> [STATED GOAL]:
Look below. Copy each line that has "color" in it.

> [SUPPLIED MATERIAL]:
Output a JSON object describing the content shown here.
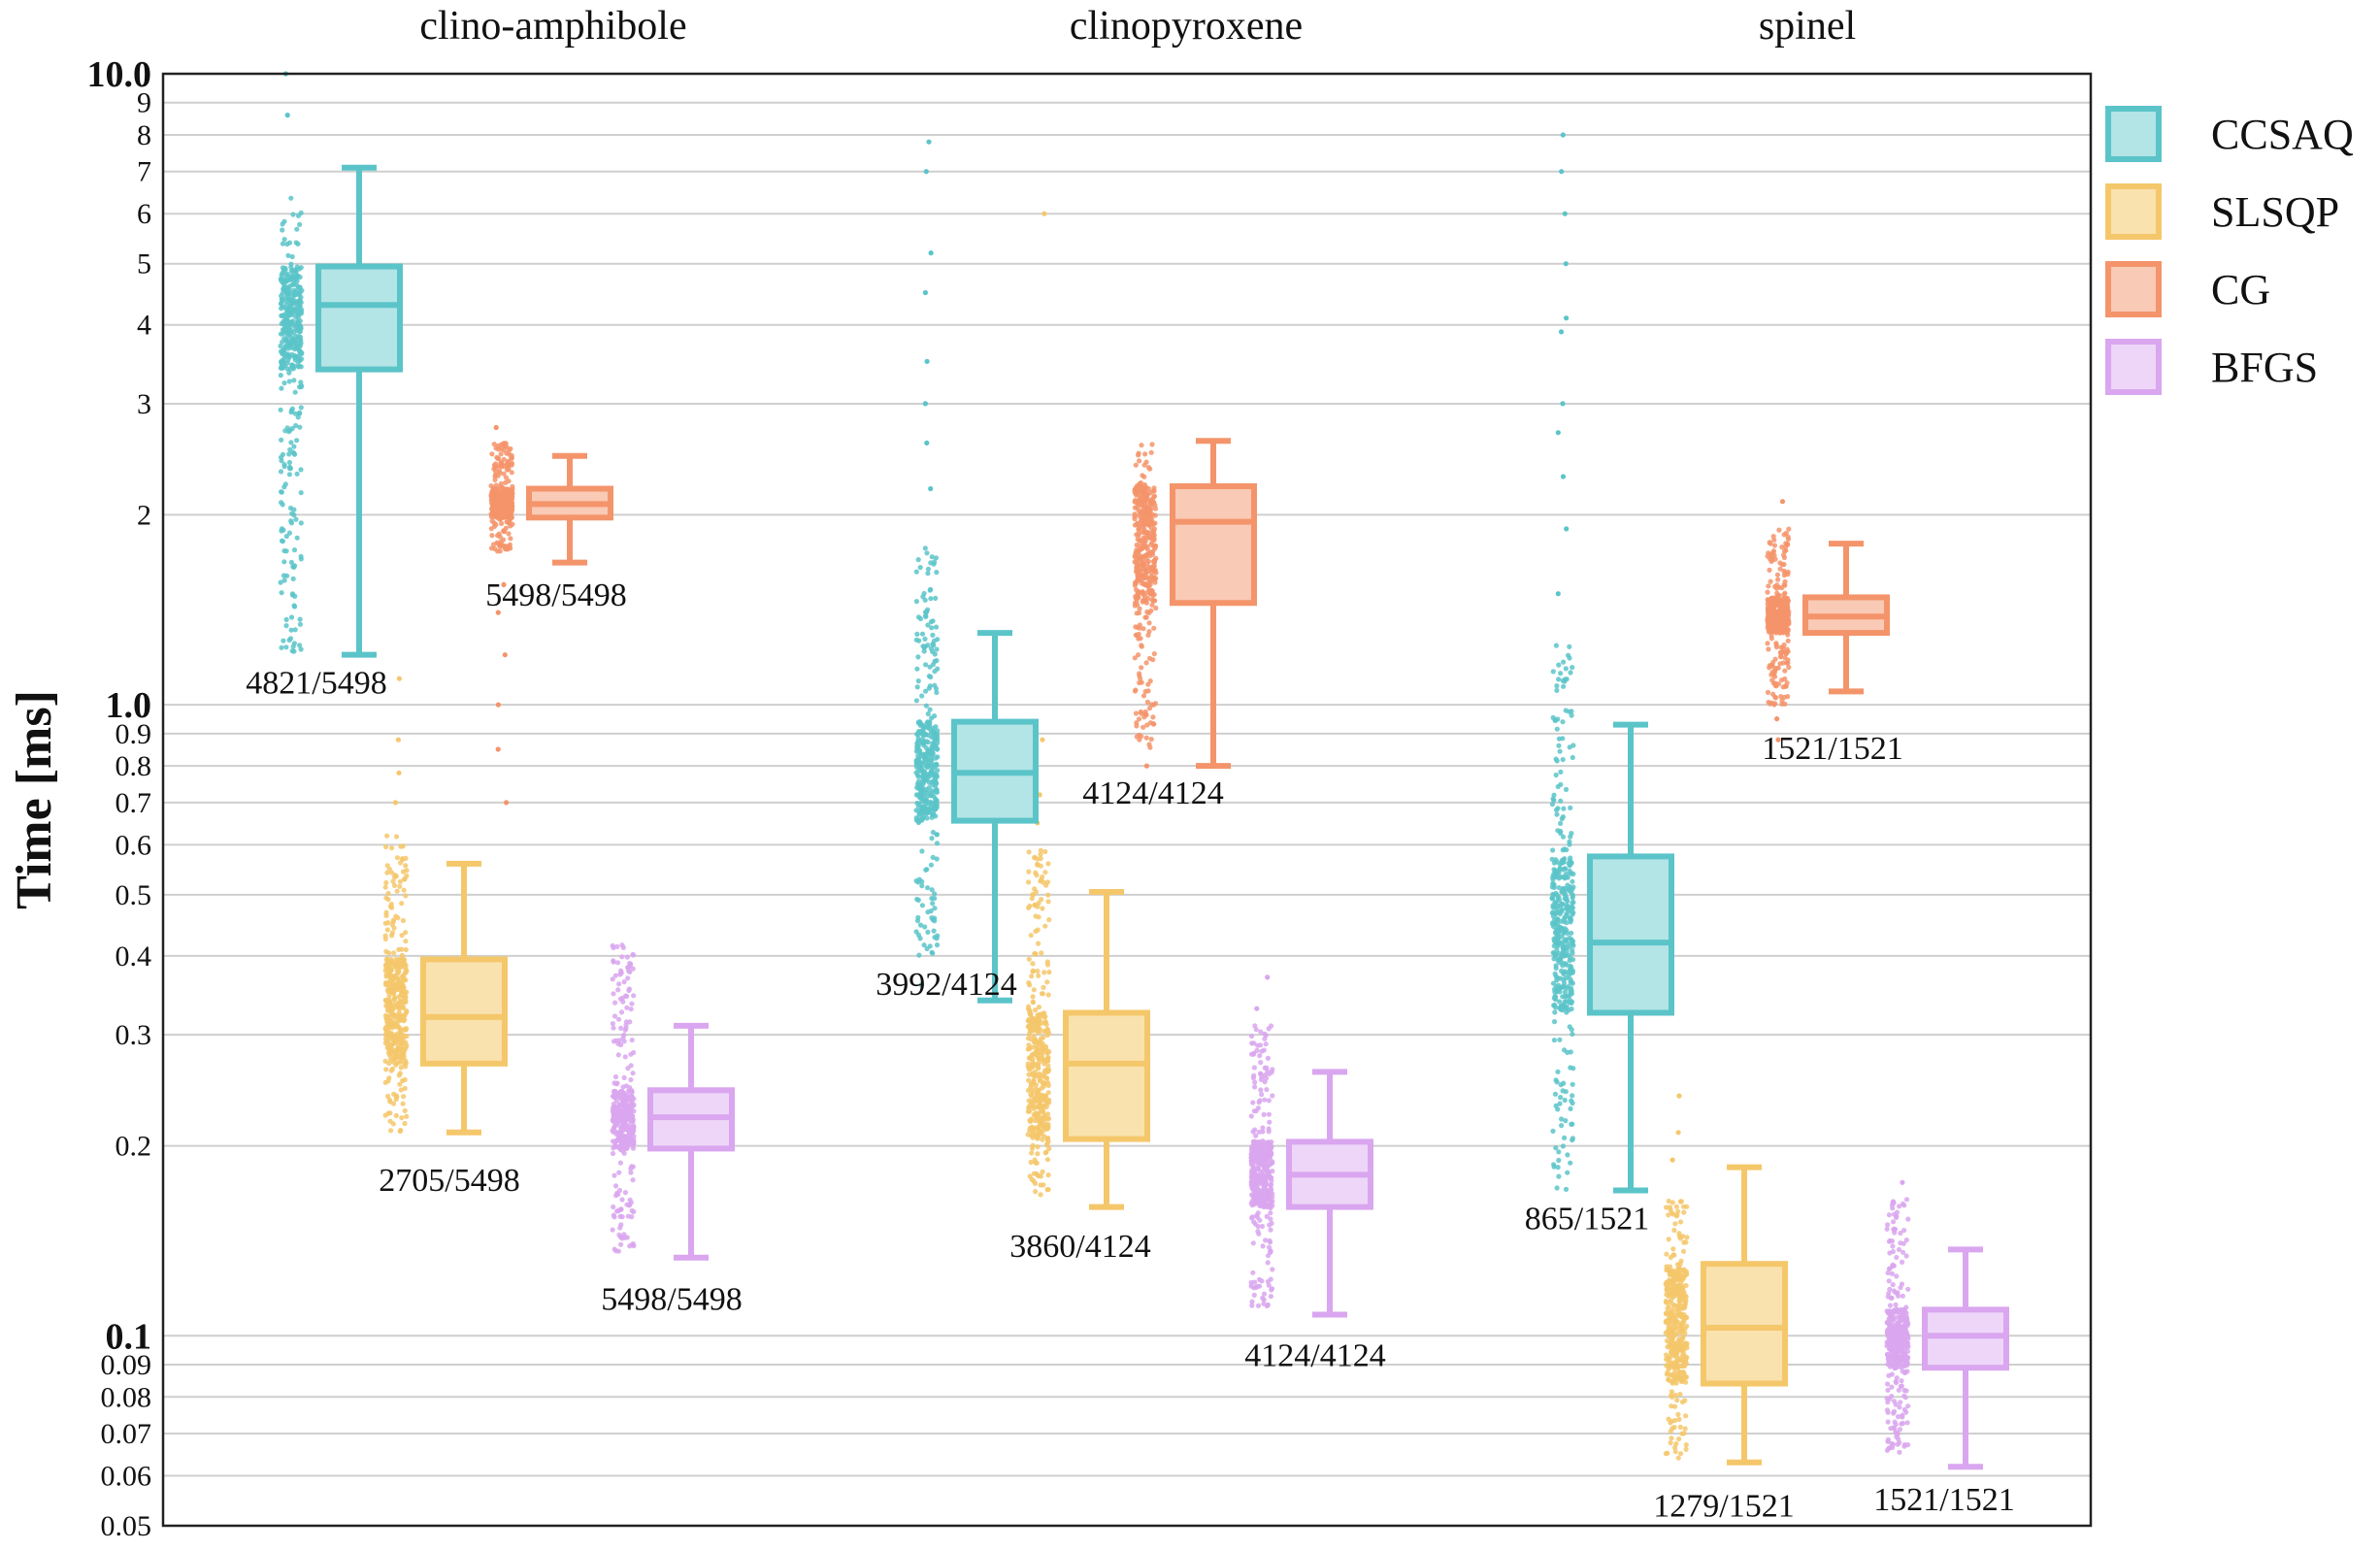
{
  "chart_data": {
    "type": "box",
    "ylabel": "Time [ms]",
    "yscale": "log",
    "ylim": [
      0.05,
      10.0
    ],
    "y_major_ticks": [
      {
        "value": 10,
        "label": "10.0"
      },
      {
        "value": 1,
        "label": "1.0"
      },
      {
        "value": 0.1,
        "label": "0.1"
      }
    ],
    "y_minor_ticks": [
      {
        "value": 9,
        "label": "9"
      },
      {
        "value": 8,
        "label": "8"
      },
      {
        "value": 7,
        "label": "7"
      },
      {
        "value": 6,
        "label": "6"
      },
      {
        "value": 5,
        "label": "5"
      },
      {
        "value": 4,
        "label": "4"
      },
      {
        "value": 3,
        "label": "3"
      },
      {
        "value": 2,
        "label": "2"
      },
      {
        "value": 0.9,
        "label": "0.9"
      },
      {
        "value": 0.8,
        "label": "0.8"
      },
      {
        "value": 0.7,
        "label": "0.7"
      },
      {
        "value": 0.6,
        "label": "0.6"
      },
      {
        "value": 0.5,
        "label": "0.5"
      },
      {
        "value": 0.4,
        "label": "0.4"
      },
      {
        "value": 0.3,
        "label": "0.3"
      },
      {
        "value": 0.2,
        "label": "0.2"
      },
      {
        "value": 0.09,
        "label": "0.09"
      },
      {
        "value": 0.08,
        "label": "0.08"
      },
      {
        "value": 0.07,
        "label": "0.07"
      },
      {
        "value": 0.06,
        "label": "0.06"
      },
      {
        "value": 0.05,
        "label": "0.05"
      }
    ],
    "grid": "horizontal",
    "legend_placement": "right",
    "groups": [
      "clino-amphibole",
      "clinopyroxene",
      "spinel"
    ],
    "series": [
      {
        "name": "CCSAQ",
        "color": "#5bc4c9",
        "fill": "#b3e4e6",
        "boxes": [
          {
            "group": "clino-amphibole",
            "whisker_low": 1.2,
            "q1": 3.4,
            "median": 4.3,
            "q3": 4.95,
            "whisker_high": 7.1,
            "points_low": 1.2,
            "points_high": 6.4,
            "outliers": [
              8.6,
              10.0
            ],
            "count_label": "4821/5498"
          },
          {
            "group": "clinopyroxene",
            "whisker_low": 0.34,
            "q1": 0.655,
            "median": 0.78,
            "q3": 0.94,
            "whisker_high": 1.3,
            "points_low": 0.4,
            "points_high": 1.8,
            "outliers": [
              0.36,
              2.2,
              2.6,
              3.0,
              3.5,
              4.5,
              5.2,
              7.0,
              7.8
            ],
            "count_label": "3992/4124"
          },
          {
            "group": "spinel",
            "whisker_low": 0.17,
            "q1": 0.325,
            "median": 0.42,
            "q3": 0.575,
            "whisker_high": 0.93,
            "points_low": 0.17,
            "points_high": 1.25,
            "outliers": [
              1.5,
              1.9,
              2.3,
              2.7,
              3.0,
              3.9,
              4.1,
              5.0,
              6.0,
              7.0,
              8.0
            ],
            "count_label": "865/1521"
          }
        ]
      },
      {
        "name": "SLSQP",
        "color": "#f5c76b",
        "fill": "#f9e2ae",
        "boxes": [
          {
            "group": "clino-amphibole",
            "whisker_low": 0.21,
            "q1": 0.27,
            "median": 0.32,
            "q3": 0.395,
            "whisker_high": 0.56,
            "points_low": 0.21,
            "points_high": 0.62,
            "outliers": [
              0.7,
              0.78,
              0.88,
              1.1
            ],
            "count_label": "2705/5498"
          },
          {
            "group": "clinopyroxene",
            "whisker_low": 0.16,
            "q1": 0.205,
            "median": 0.27,
            "q3": 0.325,
            "whisker_high": 0.505,
            "points_low": 0.165,
            "points_high": 0.6,
            "outliers": [
              0.65,
              0.72,
              0.88,
              6.0
            ],
            "count_label": "3860/4124"
          },
          {
            "group": "spinel",
            "whisker_low": 0.063,
            "q1": 0.084,
            "median": 0.103,
            "q3": 0.13,
            "whisker_high": 0.185,
            "points_low": 0.064,
            "points_high": 0.165,
            "outliers": [
              0.19,
              0.21,
              0.24
            ],
            "count_label": "1279/1521"
          }
        ]
      },
      {
        "name": "CG",
        "color": "#f4946b",
        "fill": "#f9cab5",
        "boxes": [
          {
            "group": "clino-amphibole",
            "whisker_low": 1.68,
            "q1": 1.98,
            "median": 2.08,
            "q3": 2.2,
            "whisker_high": 2.48,
            "points_low": 1.75,
            "points_high": 2.6,
            "outliers": [
              0.7,
              0.85,
              1.0,
              1.2,
              1.4,
              1.55,
              2.75
            ],
            "count_label": "5498/5498"
          },
          {
            "group": "clinopyroxene",
            "whisker_low": 0.8,
            "q1": 1.45,
            "median": 1.95,
            "q3": 2.22,
            "whisker_high": 2.62,
            "points_low": 0.85,
            "points_high": 2.6,
            "outliers": [
              0.8
            ],
            "count_label": "4124/4124"
          },
          {
            "group": "spinel",
            "whisker_low": 1.05,
            "q1": 1.3,
            "median": 1.38,
            "q3": 1.48,
            "whisker_high": 1.8,
            "points_low": 1.0,
            "points_high": 1.9,
            "outliers": [
              0.88,
              0.95,
              2.1
            ],
            "count_label": "1521/1521"
          }
        ]
      },
      {
        "name": "BFGS",
        "color": "#d9a6ef",
        "fill": "#eed6f8",
        "boxes": [
          {
            "group": "clino-amphibole",
            "whisker_low": 0.133,
            "q1": 0.198,
            "median": 0.222,
            "q3": 0.245,
            "whisker_high": 0.31,
            "points_low": 0.135,
            "points_high": 0.42,
            "outliers": [],
            "count_label": "5498/5498"
          },
          {
            "group": "clinopyroxene",
            "whisker_low": 0.108,
            "q1": 0.16,
            "median": 0.18,
            "q3": 0.203,
            "whisker_high": 0.262,
            "points_low": 0.11,
            "points_high": 0.31,
            "outliers": [
              0.33,
              0.37
            ],
            "count_label": "4124/4124"
          },
          {
            "group": "spinel",
            "whisker_low": 0.062,
            "q1": 0.089,
            "median": 0.1,
            "q3": 0.11,
            "whisker_high": 0.137,
            "points_low": 0.065,
            "points_high": 0.165,
            "outliers": [
              0.175
            ],
            "count_label": "1521/1521"
          }
        ]
      }
    ]
  }
}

> [FINISHED ANSWER]:
        "color": "#5bc4c9",
        "color": "#f5c76b",
        "color": "#f4946b",
        "color": "#d9a6ef",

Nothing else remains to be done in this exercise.